::: DATA EXCERPTS :::
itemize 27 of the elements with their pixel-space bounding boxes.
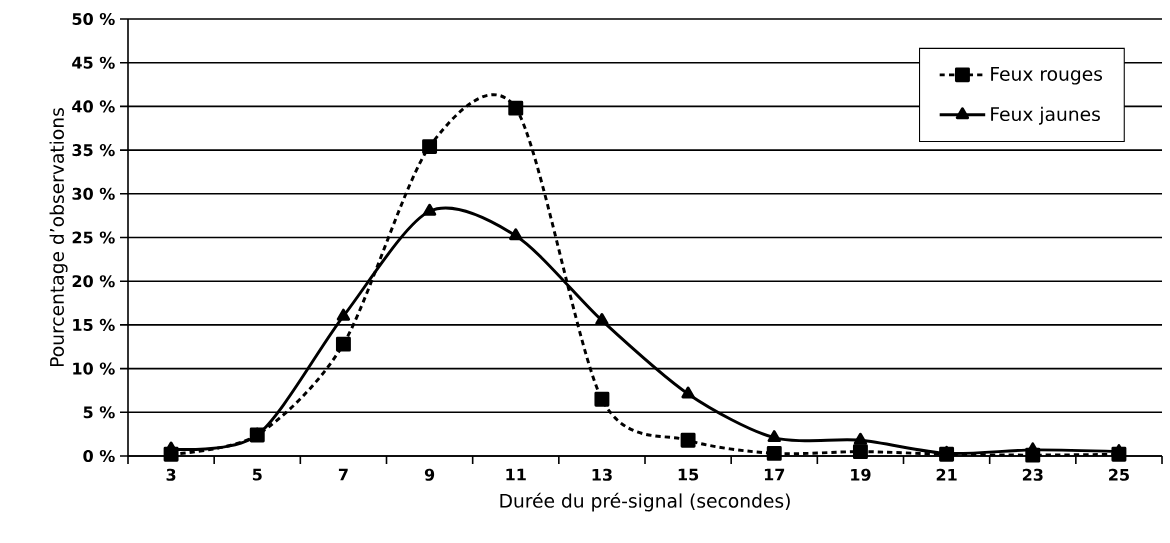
y-tick-label: 5 % xyxy=(83,406,115,419)
x-tick-label: 21 xyxy=(936,468,957,481)
y-tick-label: 40 % xyxy=(72,100,115,113)
y-tick-label: 30 % xyxy=(72,187,115,200)
x-tick-label: 15 xyxy=(678,468,699,481)
x-tick-label: 17 xyxy=(764,468,785,481)
x-tick-label: 9 xyxy=(424,468,435,481)
y-axis-title: Pourcentage d’observations xyxy=(49,108,68,366)
legend-label: Feux jaunes xyxy=(991,106,1100,125)
x-tick-label: 23 xyxy=(1022,468,1043,481)
y-tick-label: 0 % xyxy=(83,449,115,463)
y-tick-label: 35 % xyxy=(72,144,115,157)
x-tick-label: 3 xyxy=(166,468,176,481)
y-tick-label: 10 % xyxy=(73,362,115,375)
y-tick-label: 20 % xyxy=(72,275,115,288)
legend-label: Feux rouges xyxy=(991,67,1103,85)
y-tick-label: 50 % xyxy=(72,12,115,26)
x-tick-label: 5 xyxy=(252,468,262,481)
x-tick-label: 7 xyxy=(338,468,348,481)
x-tick-label: 11 xyxy=(506,468,526,481)
x-tick-label: 25 xyxy=(1109,468,1129,481)
x-axis-title: Durée du pré-signal (secondes) xyxy=(500,492,790,512)
y-tick-label: 45 % xyxy=(72,56,115,69)
y-tick-label: 15 % xyxy=(73,318,115,331)
x-tick-label: 13 xyxy=(592,468,612,481)
x-tick-label: 19 xyxy=(851,468,871,481)
y-tick-label: 25 % xyxy=(72,231,115,244)
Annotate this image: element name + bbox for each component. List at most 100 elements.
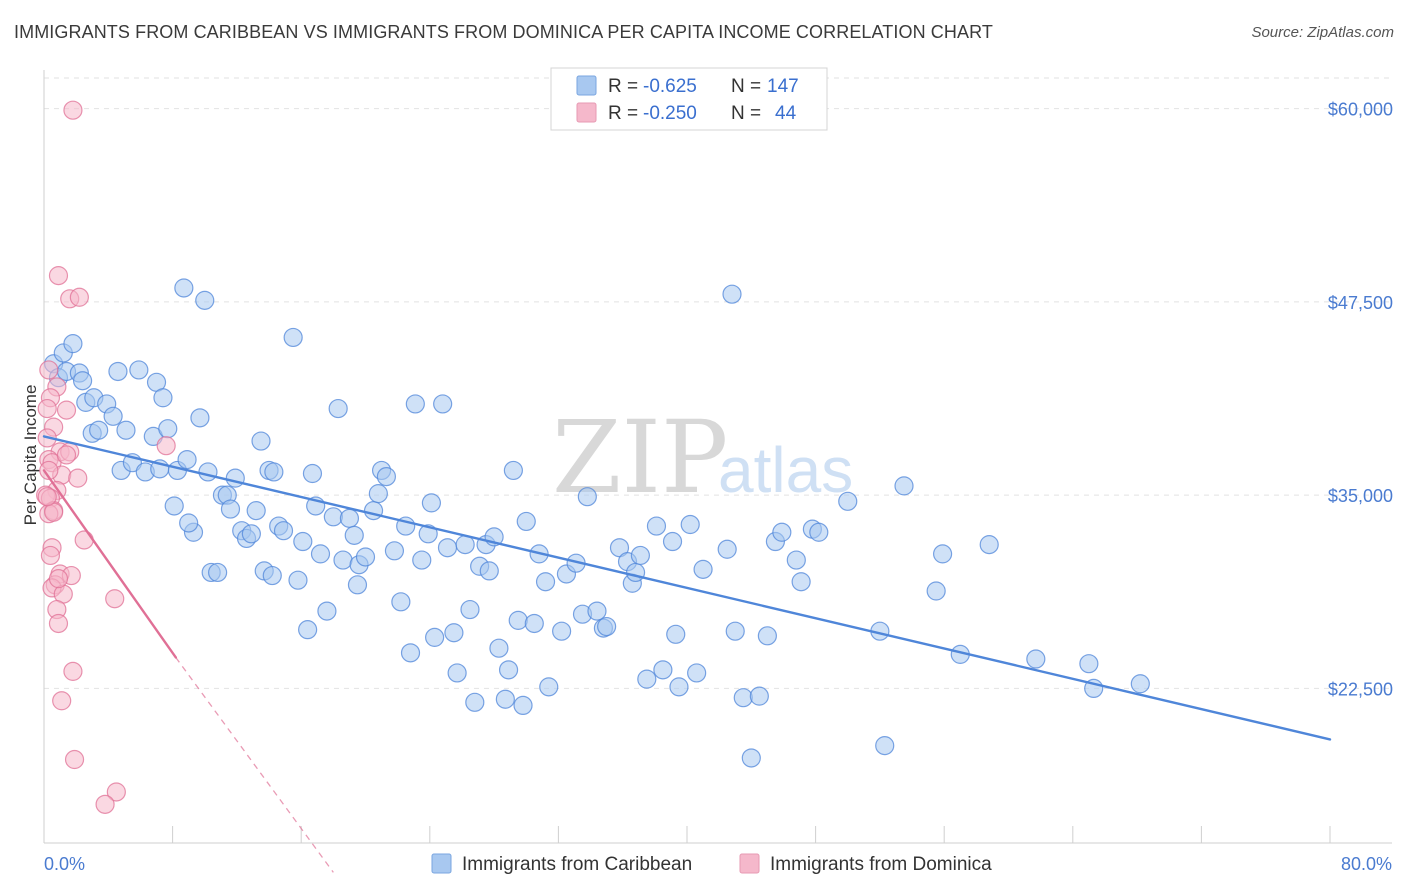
- data-point: [264, 462, 284, 482]
- data-point: [666, 624, 686, 644]
- legend-n-label-2: N =: [731, 103, 761, 124]
- data-point: [273, 521, 294, 541]
- data-point: [48, 266, 69, 286]
- data-point: [52, 691, 72, 711]
- data-point: [283, 327, 303, 348]
- data-point: [48, 613, 69, 634]
- trend-line-dominica: [42, 469, 178, 659]
- data-point: [932, 544, 953, 564]
- data-point: [288, 570, 308, 590]
- data-point: [646, 516, 667, 536]
- data-point: [108, 361, 128, 382]
- data-point: [39, 360, 59, 380]
- data-point: [293, 531, 313, 552]
- data-point: [460, 599, 480, 620]
- data-point: [63, 334, 83, 354]
- y-tick-label: $22,500: [1328, 679, 1393, 699]
- data-point: [630, 545, 650, 566]
- chart-title: IMMIGRANTS FROM CARIBBEAN VS IMMIGRANTS …: [14, 22, 993, 42]
- data-point: [479, 561, 499, 581]
- stats-legend: R = -0.625 N = 147 R = -0.250 N = 44: [550, 67, 828, 131]
- data-point: [425, 627, 445, 647]
- legend-swatch-caribbean: [576, 75, 597, 96]
- data-point: [89, 420, 109, 440]
- data-point: [164, 496, 184, 516]
- data-point: [64, 749, 85, 770]
- data-point: [1026, 649, 1046, 669]
- data-point: [69, 287, 89, 307]
- data-point: [894, 476, 914, 496]
- watermark: ZIP atlas: [552, 399, 853, 516]
- data-point: [179, 513, 199, 533]
- data-point: [757, 626, 777, 646]
- data-point: [37, 487, 57, 507]
- x-tick-label-min: 0.0%: [44, 854, 85, 874]
- data-point: [552, 621, 572, 641]
- series-dominica: [36, 100, 176, 814]
- data-point: [323, 507, 343, 527]
- data-point: [926, 581, 946, 601]
- data-point: [241, 524, 261, 544]
- data-point: [198, 462, 218, 482]
- data-point: [535, 572, 556, 592]
- data-point: [298, 620, 318, 640]
- data-point: [437, 538, 458, 558]
- data-point: [220, 499, 241, 519]
- data-point: [317, 601, 337, 621]
- data-point: [177, 449, 197, 470]
- data-point: [72, 371, 93, 391]
- data-point: [421, 493, 442, 513]
- y-tick-labels: $22,500 $35,000 $47,500 $60,000: [1328, 100, 1393, 700]
- data-point: [368, 484, 388, 504]
- data-point: [809, 522, 829, 542]
- legend-n-value-2: 44: [775, 103, 797, 124]
- data-point: [625, 562, 646, 583]
- data-point: [687, 663, 707, 683]
- data-point: [772, 522, 792, 542]
- data-point: [508, 610, 528, 630]
- y-tick-label: $35,000: [1328, 486, 1393, 506]
- data-point: [680, 514, 700, 535]
- data-point: [495, 689, 515, 709]
- data-point: [40, 545, 61, 566]
- data-point: [63, 661, 83, 681]
- data-point: [875, 736, 895, 756]
- data-point: [129, 360, 149, 380]
- series-legend-swatch-dominica: [739, 853, 760, 874]
- data-point: [347, 575, 368, 595]
- data-point: [158, 419, 178, 439]
- data-point: [116, 420, 136, 440]
- data-point: [597, 616, 617, 637]
- data-point: [56, 445, 77, 465]
- data-point: [48, 569, 69, 589]
- legend-n-value-1: 147: [767, 76, 799, 97]
- series-legend-swatch-caribbean: [431, 853, 452, 874]
- data-point: [68, 468, 88, 488]
- legend-r-value-2: -0.250: [643, 103, 697, 124]
- data-point: [74, 530, 94, 550]
- data-point: [405, 394, 425, 414]
- data-point: [577, 487, 597, 507]
- data-point: [63, 100, 83, 120]
- data-point: [741, 748, 761, 768]
- data-point: [1079, 654, 1099, 674]
- data-point: [979, 535, 999, 555]
- data-point: [56, 400, 77, 420]
- data-point: [251, 431, 271, 451]
- data-point: [225, 468, 245, 488]
- trend-line-caribbean: [42, 435, 1332, 741]
- data-point: [791, 572, 811, 592]
- data-point: [725, 621, 745, 641]
- data-point: [1130, 674, 1150, 694]
- trend-lines: [42, 435, 1332, 873]
- trend-extension-dominica: [175, 657, 334, 873]
- data-point: [637, 669, 657, 689]
- data-point: [693, 559, 713, 579]
- data-point: [246, 501, 266, 521]
- data-point: [722, 284, 742, 304]
- data-point: [384, 541, 405, 561]
- data-point: [412, 550, 432, 570]
- data-point: [433, 394, 453, 414]
- data-point: [344, 525, 364, 545]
:::
* **STATED TASK**
Rewrite the records starting at the line containing "y-tick-label: 5 % xyxy=(83,406,115,419)" and ending at the line containing "legend-label: Feux jaunes", swapping "x-tick-label" for "x-axis-tick" and leaving everything else unchanged.

* **RESPONSE TO THE TASK**
y-tick-label: 5 % xyxy=(83,406,115,419)
x-axis-tick: 21 xyxy=(936,468,957,481)
y-tick-label: 40 % xyxy=(72,100,115,113)
y-tick-label: 30 % xyxy=(72,187,115,200)
x-axis-tick: 15 xyxy=(678,468,699,481)
x-axis-tick: 17 xyxy=(764,468,785,481)
x-axis-tick: 9 xyxy=(424,468,435,481)
y-axis-title: Pourcentage d’observations xyxy=(49,108,68,366)
legend-label: Feux jaunes xyxy=(991,106,1100,125)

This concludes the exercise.